Raw records:

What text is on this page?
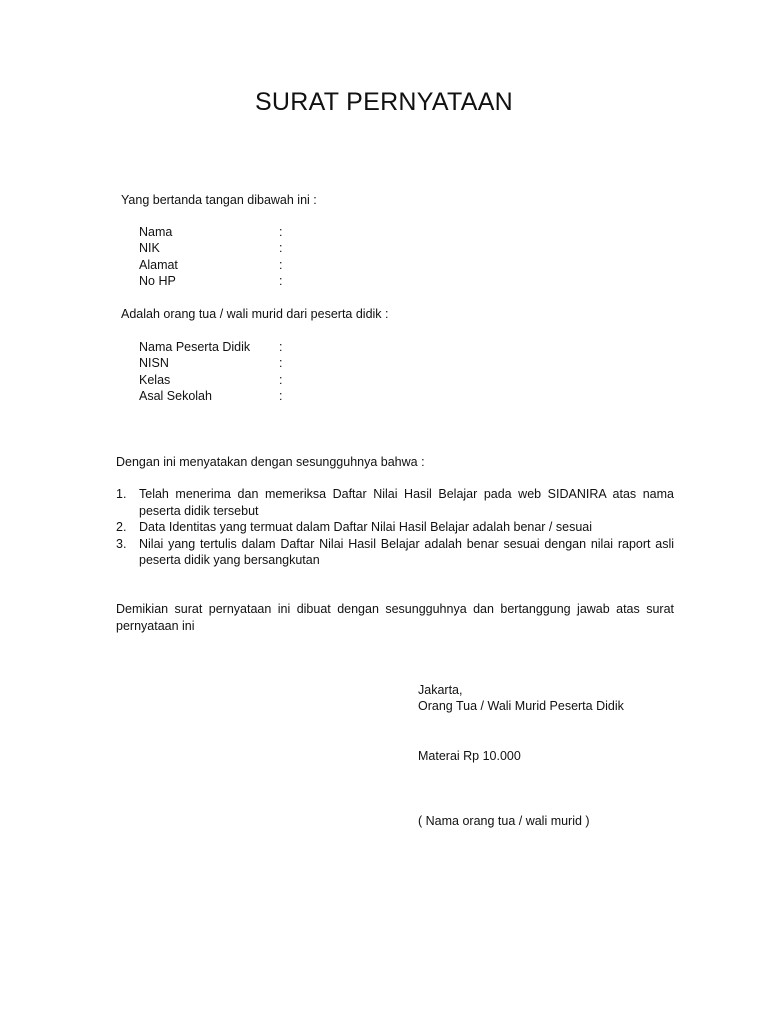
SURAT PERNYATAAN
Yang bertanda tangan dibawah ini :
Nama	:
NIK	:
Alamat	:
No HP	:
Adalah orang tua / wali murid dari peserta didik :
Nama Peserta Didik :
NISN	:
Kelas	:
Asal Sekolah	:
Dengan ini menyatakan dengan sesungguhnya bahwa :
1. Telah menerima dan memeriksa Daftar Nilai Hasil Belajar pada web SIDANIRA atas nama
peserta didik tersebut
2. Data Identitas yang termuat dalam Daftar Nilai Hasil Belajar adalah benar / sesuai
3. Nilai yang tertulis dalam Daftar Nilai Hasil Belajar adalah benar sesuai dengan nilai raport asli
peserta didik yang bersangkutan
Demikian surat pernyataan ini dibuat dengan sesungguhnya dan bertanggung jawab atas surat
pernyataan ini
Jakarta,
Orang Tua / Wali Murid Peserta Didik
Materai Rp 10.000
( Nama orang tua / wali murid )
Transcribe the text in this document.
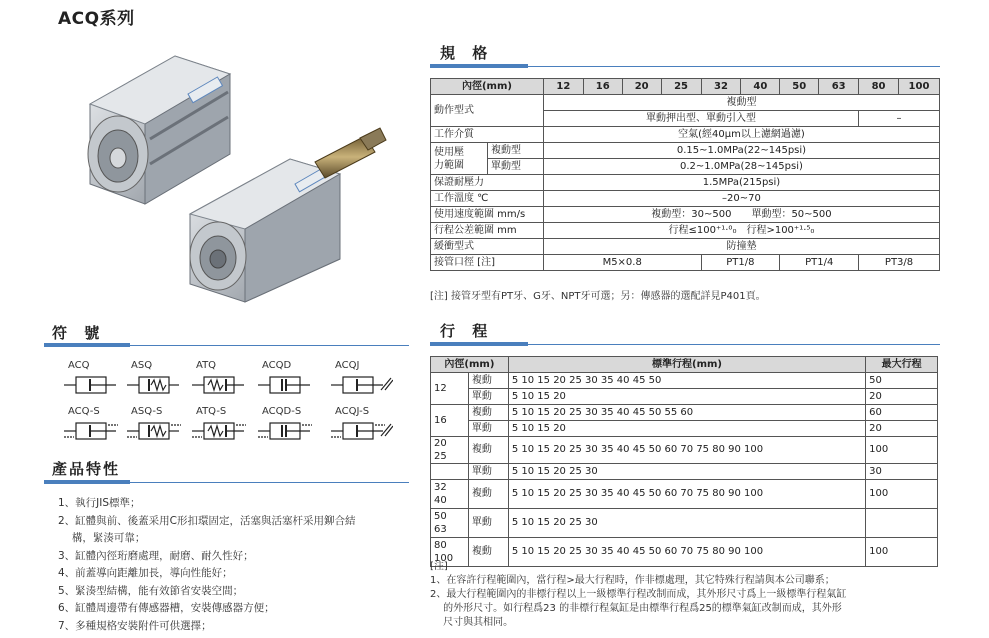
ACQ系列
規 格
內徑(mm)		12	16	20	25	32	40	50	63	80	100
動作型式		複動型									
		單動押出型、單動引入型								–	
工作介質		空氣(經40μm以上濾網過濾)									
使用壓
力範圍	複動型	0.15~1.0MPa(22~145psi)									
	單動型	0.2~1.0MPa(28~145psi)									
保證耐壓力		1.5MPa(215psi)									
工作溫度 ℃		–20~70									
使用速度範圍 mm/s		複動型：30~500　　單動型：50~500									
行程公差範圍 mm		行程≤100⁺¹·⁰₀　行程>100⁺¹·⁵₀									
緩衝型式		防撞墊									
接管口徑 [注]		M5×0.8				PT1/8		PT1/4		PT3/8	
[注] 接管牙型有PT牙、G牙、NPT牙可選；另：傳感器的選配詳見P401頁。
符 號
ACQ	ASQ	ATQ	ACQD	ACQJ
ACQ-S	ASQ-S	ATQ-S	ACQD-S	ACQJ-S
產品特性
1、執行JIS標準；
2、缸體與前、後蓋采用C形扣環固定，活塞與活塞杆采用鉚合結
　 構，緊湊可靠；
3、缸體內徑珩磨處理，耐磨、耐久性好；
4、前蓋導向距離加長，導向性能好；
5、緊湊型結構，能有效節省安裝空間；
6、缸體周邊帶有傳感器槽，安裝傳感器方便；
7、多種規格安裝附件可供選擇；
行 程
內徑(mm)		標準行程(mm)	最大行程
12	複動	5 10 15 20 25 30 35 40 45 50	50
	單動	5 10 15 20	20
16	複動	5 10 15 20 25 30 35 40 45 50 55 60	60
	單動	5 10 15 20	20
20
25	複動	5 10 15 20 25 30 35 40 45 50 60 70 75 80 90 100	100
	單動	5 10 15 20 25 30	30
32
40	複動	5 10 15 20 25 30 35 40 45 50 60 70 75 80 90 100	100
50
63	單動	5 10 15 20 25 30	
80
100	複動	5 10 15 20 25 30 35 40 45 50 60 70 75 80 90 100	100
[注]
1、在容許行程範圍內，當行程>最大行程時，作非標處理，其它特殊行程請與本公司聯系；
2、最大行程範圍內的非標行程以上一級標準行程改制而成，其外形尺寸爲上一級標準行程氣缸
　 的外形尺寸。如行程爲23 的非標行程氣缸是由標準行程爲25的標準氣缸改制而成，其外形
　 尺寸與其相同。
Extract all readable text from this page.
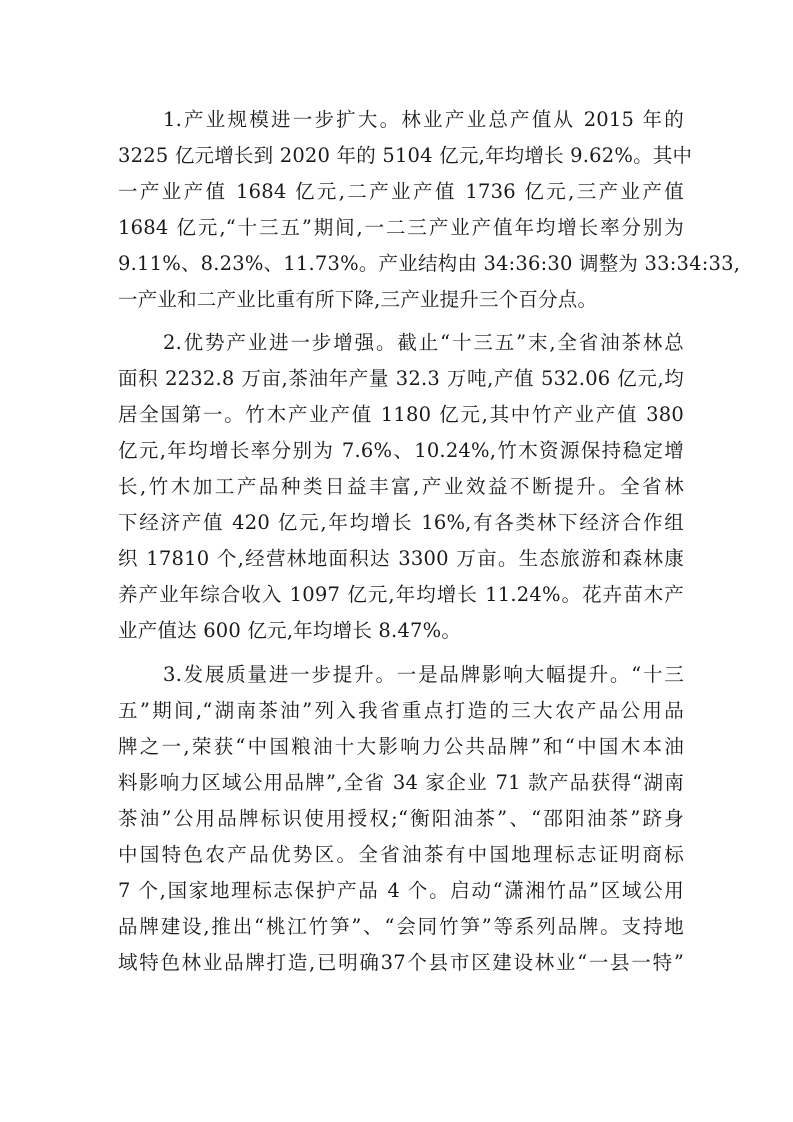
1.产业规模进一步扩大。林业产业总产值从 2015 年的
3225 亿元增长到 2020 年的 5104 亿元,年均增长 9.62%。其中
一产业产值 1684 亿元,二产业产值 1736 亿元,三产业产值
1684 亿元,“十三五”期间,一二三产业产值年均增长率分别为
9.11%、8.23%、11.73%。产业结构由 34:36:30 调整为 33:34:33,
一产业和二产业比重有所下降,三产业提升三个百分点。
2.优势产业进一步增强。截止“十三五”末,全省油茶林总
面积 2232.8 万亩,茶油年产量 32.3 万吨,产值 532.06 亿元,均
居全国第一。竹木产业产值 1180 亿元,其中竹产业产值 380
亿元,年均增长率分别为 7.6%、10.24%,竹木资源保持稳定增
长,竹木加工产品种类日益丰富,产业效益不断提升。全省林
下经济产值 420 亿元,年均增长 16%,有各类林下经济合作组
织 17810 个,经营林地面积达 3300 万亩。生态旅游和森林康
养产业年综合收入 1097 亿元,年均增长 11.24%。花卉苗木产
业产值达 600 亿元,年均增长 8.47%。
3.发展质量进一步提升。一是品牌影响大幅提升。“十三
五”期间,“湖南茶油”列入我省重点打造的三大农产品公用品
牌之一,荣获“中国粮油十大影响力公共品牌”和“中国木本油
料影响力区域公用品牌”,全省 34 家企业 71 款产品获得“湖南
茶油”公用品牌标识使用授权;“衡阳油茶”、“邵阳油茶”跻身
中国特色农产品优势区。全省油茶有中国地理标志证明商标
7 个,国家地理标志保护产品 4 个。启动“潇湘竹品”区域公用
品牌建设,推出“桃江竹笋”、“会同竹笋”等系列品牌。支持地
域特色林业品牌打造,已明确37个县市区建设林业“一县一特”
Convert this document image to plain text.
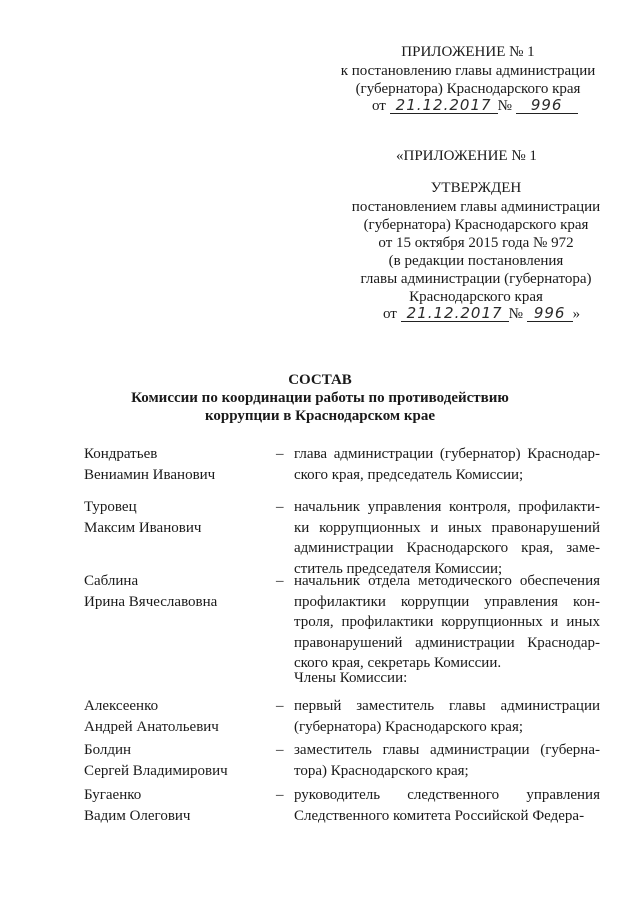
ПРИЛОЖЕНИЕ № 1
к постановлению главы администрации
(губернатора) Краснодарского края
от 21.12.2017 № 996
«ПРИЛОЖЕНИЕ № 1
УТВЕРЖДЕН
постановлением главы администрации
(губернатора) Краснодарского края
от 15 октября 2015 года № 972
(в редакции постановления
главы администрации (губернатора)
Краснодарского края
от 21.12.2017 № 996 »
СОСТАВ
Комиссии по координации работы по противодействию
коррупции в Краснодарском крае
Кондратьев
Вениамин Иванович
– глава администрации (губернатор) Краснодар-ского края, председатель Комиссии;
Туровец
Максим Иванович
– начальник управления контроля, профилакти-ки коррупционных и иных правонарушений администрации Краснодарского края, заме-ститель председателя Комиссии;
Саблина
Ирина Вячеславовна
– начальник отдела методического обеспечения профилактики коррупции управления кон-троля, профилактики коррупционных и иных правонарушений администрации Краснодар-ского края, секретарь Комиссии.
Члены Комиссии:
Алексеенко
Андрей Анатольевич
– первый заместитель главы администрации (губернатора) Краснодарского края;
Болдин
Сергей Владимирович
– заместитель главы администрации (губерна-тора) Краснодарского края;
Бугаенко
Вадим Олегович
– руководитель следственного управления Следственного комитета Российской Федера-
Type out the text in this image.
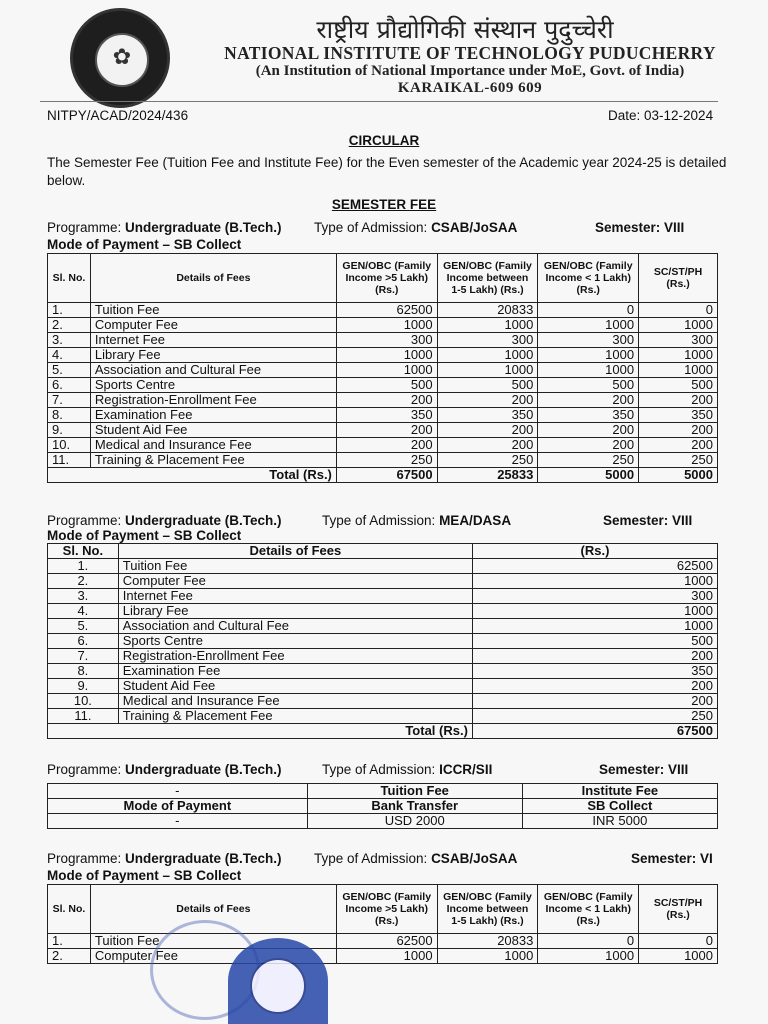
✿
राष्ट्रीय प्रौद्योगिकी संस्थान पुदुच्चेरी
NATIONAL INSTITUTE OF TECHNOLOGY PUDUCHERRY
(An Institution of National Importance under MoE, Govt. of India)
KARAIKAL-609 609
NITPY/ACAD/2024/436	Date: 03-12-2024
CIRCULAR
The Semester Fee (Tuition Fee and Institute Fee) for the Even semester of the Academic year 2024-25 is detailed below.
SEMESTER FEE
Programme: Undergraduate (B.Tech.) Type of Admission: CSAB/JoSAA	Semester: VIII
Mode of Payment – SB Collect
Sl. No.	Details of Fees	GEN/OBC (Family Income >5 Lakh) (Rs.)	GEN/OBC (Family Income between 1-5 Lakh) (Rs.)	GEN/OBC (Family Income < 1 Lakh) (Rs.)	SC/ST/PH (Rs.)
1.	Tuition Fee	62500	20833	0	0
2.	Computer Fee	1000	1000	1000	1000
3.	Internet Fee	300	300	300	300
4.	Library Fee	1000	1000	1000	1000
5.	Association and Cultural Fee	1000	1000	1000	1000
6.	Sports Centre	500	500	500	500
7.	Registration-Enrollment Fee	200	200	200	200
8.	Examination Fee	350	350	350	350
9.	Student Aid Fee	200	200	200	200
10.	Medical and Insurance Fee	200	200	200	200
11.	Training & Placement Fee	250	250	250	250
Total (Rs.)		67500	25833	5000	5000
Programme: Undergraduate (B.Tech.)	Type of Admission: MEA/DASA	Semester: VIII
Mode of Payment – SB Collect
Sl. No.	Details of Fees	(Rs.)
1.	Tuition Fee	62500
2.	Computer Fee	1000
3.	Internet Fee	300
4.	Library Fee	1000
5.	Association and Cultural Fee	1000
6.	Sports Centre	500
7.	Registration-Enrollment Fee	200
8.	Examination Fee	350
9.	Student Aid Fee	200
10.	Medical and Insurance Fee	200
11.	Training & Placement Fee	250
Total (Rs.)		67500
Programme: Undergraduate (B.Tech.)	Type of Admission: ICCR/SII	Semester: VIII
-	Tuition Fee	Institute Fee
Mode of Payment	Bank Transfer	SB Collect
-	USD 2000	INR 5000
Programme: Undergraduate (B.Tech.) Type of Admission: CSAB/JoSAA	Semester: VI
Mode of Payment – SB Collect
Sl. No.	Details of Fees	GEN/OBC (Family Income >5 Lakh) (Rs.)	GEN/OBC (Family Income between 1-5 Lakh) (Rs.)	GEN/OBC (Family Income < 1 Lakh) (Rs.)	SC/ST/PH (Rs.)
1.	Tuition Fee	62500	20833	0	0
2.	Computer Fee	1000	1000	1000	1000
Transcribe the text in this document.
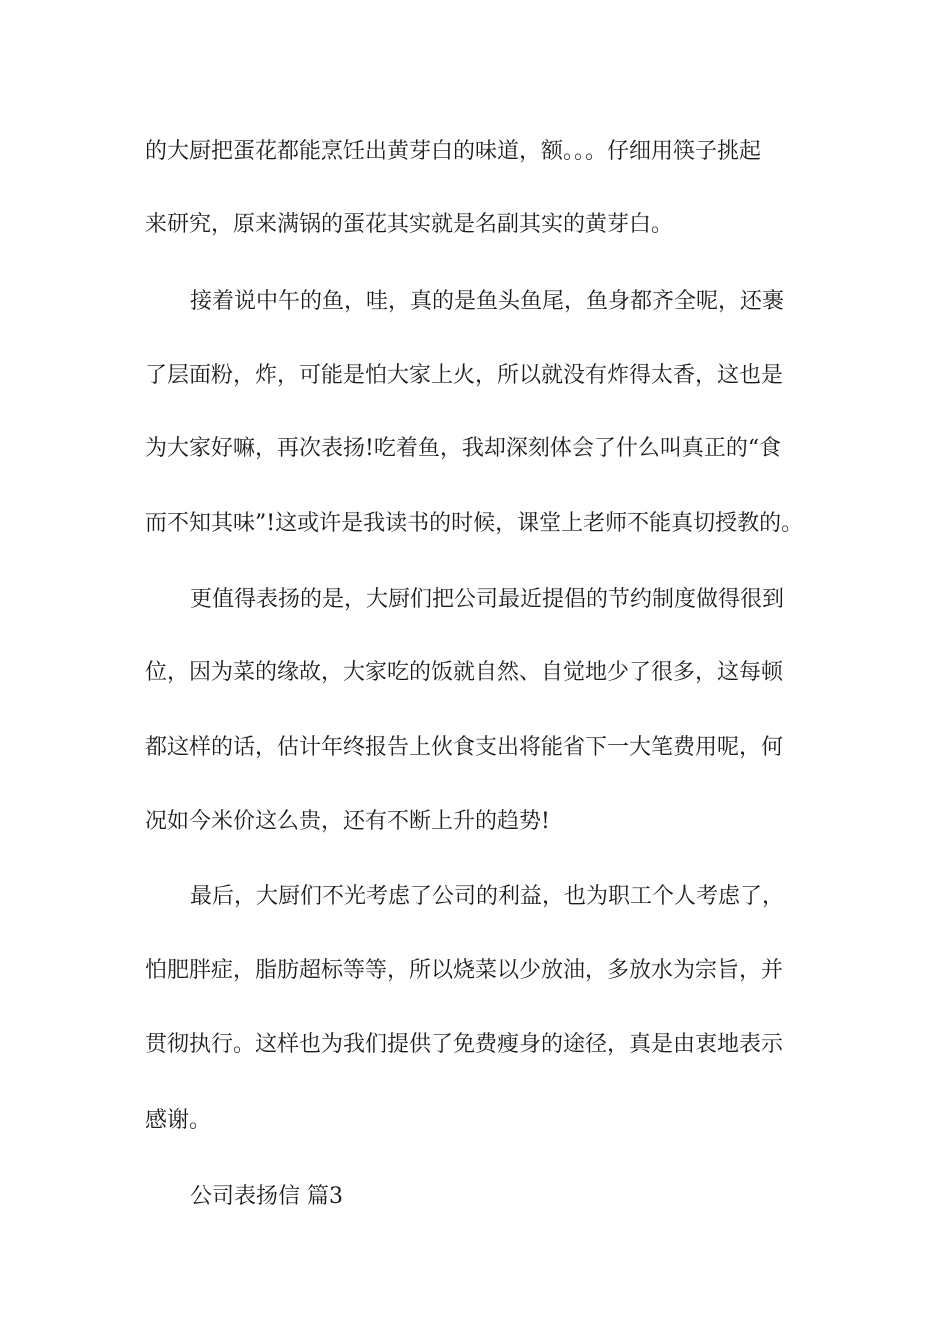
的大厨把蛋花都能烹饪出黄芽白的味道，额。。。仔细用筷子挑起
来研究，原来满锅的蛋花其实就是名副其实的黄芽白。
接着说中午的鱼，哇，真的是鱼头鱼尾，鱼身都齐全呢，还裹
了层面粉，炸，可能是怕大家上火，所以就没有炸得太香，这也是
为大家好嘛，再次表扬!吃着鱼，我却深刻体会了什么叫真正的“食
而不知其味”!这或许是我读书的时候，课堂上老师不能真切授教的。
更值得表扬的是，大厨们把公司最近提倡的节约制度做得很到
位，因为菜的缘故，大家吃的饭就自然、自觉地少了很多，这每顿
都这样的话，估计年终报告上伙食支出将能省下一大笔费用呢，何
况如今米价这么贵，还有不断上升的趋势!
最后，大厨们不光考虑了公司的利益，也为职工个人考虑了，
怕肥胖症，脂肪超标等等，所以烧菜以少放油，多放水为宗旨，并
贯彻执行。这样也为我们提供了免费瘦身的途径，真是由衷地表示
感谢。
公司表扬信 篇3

What you are asked to do:
Copy out every line of the data that includes the word "главы".

Written answer:
к постановлению главы администрации
постановлением главы администрации
главы администрации (губернатора)
– первый заместитель главы администрации (губернатора) Краснодарского края;
– заместитель главы администрации (губерна-тора) Краснодарского края;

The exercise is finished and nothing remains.